── Records for this task ──

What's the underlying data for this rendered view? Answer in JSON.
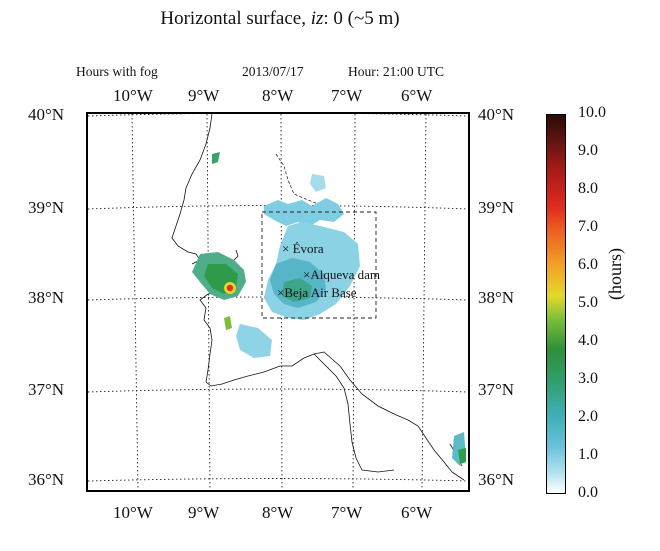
{
  "title": {
    "main": "Horizontal surface, ",
    "iz": "iz",
    "rest": ": 0 (~5 m)"
  },
  "subtitle": {
    "left": "Hours with fog",
    "center": "2013/07/17",
    "right": "Hour: 21:00 UTC"
  },
  "lon_ticks": [
    "10°W",
    "9°W",
    "8°W",
    "7°W",
    "6°W"
  ],
  "lat_ticks": [
    "40°N",
    "39°N",
    "38°N",
    "37°N",
    "36°N"
  ],
  "colorbar": {
    "label": "(hours)",
    "ticks": [
      "10.0",
      "9.0",
      "8.0",
      "7.0",
      "6.0",
      "5.0",
      "4.0",
      "3.0",
      "2.0",
      "1.0",
      "0.0"
    ],
    "range": [
      0,
      10
    ],
    "colors": [
      "#ffffff",
      "#6cc3dc",
      "#2f9e6a",
      "#7bbf3a",
      "#e3d92a",
      "#ee6a22",
      "#df2a1f",
      "#2a0a08"
    ]
  },
  "places": {
    "evora": "Évora",
    "alqueva": "Alqueva dam",
    "beja": "Beja Air Base"
  },
  "markers": {
    "symbol": "×"
  },
  "map": {
    "lon_range": [
      -10.7,
      -5.4
    ],
    "lat_range": [
      35.9,
      40.0
    ],
    "grid": true,
    "grid_style": "dotted"
  }
}
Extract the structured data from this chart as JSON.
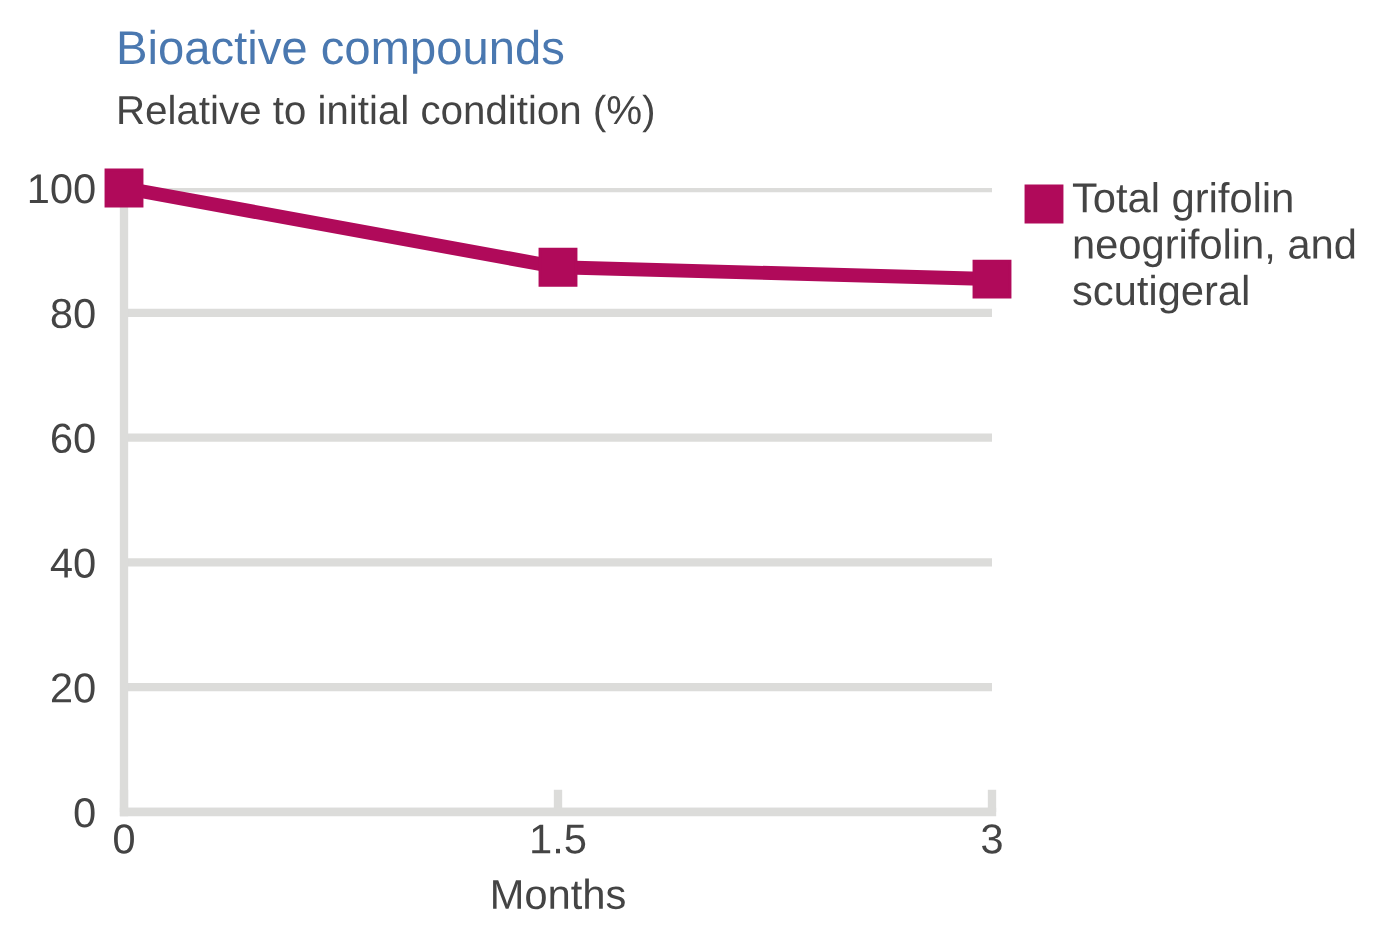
{
  "chart_data": {
    "type": "line",
    "title": "Bioactive compounds",
    "subtitle": "Relative to initial condition (%)",
    "xlabel": "Months",
    "x": [
      0,
      1.5,
      3
    ],
    "series": [
      {
        "name": "Total grifolin neogrifolin, and scutigeral",
        "color": "#b00a5a",
        "values": [
          100,
          87.3,
          85.4
        ]
      }
    ],
    "xlim": [
      0,
      3
    ],
    "xticks": [
      0,
      1.5,
      3
    ],
    "ylim": [
      0,
      100
    ],
    "yticks": [
      0,
      20,
      40,
      60,
      80,
      100
    ],
    "grid": "y",
    "legend": "top right",
    "marker": "square",
    "line_style": "solid"
  }
}
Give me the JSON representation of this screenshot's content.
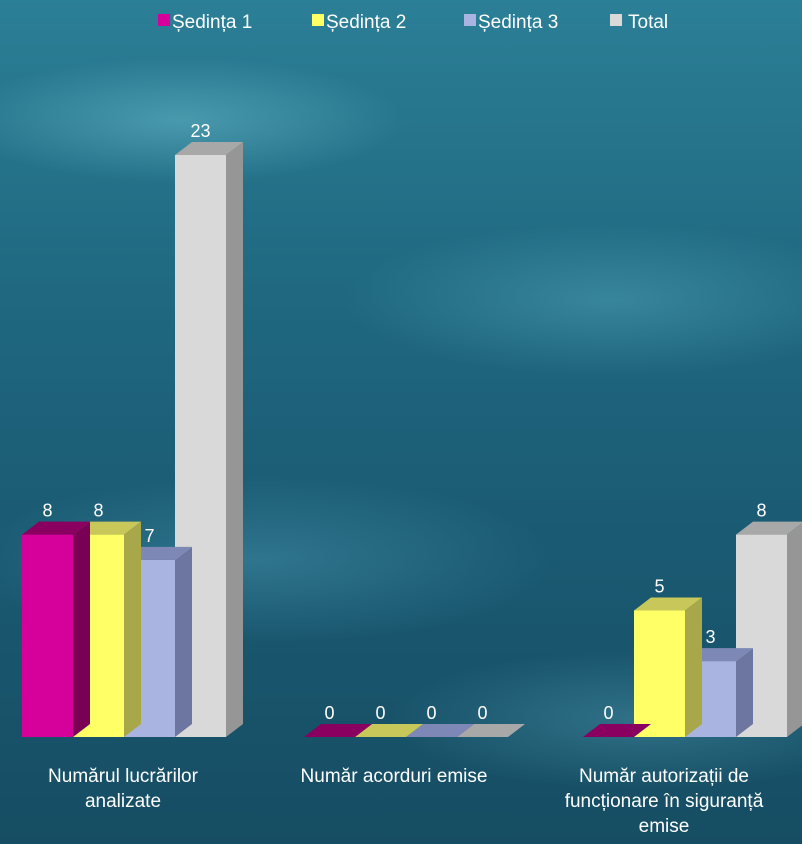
{
  "chart_data": {
    "type": "bar",
    "categories": [
      [
        "Numărul lucrărilor",
        "analizate"
      ],
      [
        "Număr acorduri emise"
      ],
      [
        "Număr autorizații de",
        "funcționare în siguranță",
        "emise"
      ]
    ],
    "series": [
      {
        "name": "Ședința 1",
        "values": [
          8,
          0,
          0
        ]
      },
      {
        "name": "Ședința 2",
        "values": [
          8,
          0,
          5
        ]
      },
      {
        "name": "Ședința 3",
        "values": [
          7,
          0,
          3
        ]
      },
      {
        "name": "Total",
        "values": [
          23,
          0,
          8
        ]
      }
    ],
    "ylim": [
      0,
      23
    ],
    "legend_position": "top",
    "grid": false,
    "colors": {
      "series": [
        "#d6009a",
        "#ffff66",
        "#aab4e0",
        "#d9d9d9"
      ],
      "tops": [
        "#8a0060",
        "#c8c85a",
        "#7e88b6",
        "#a8a8a8"
      ],
      "sides": [
        "#7a0055",
        "#a8a84a",
        "#6d76a0",
        "#969696"
      ]
    }
  }
}
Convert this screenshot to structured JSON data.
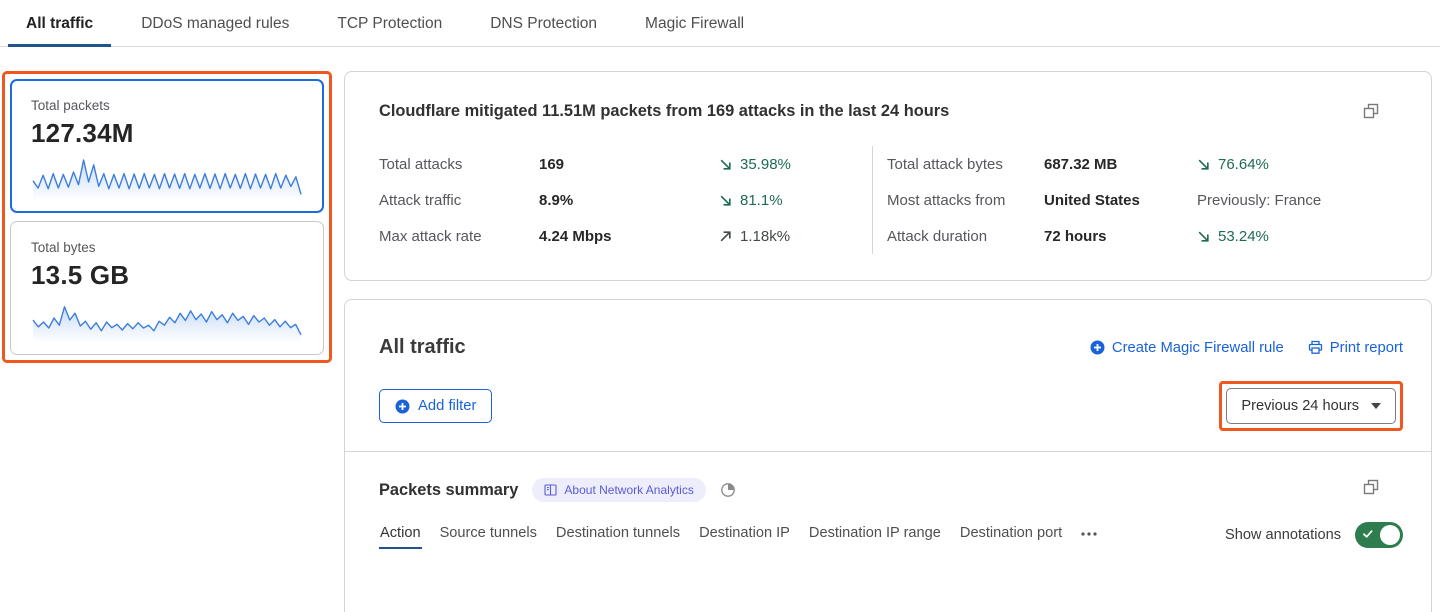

───

◆ **Request**
State the number of lines in the data that include the string "screenshot", and add nothing else.

◆ **Exercise result**
2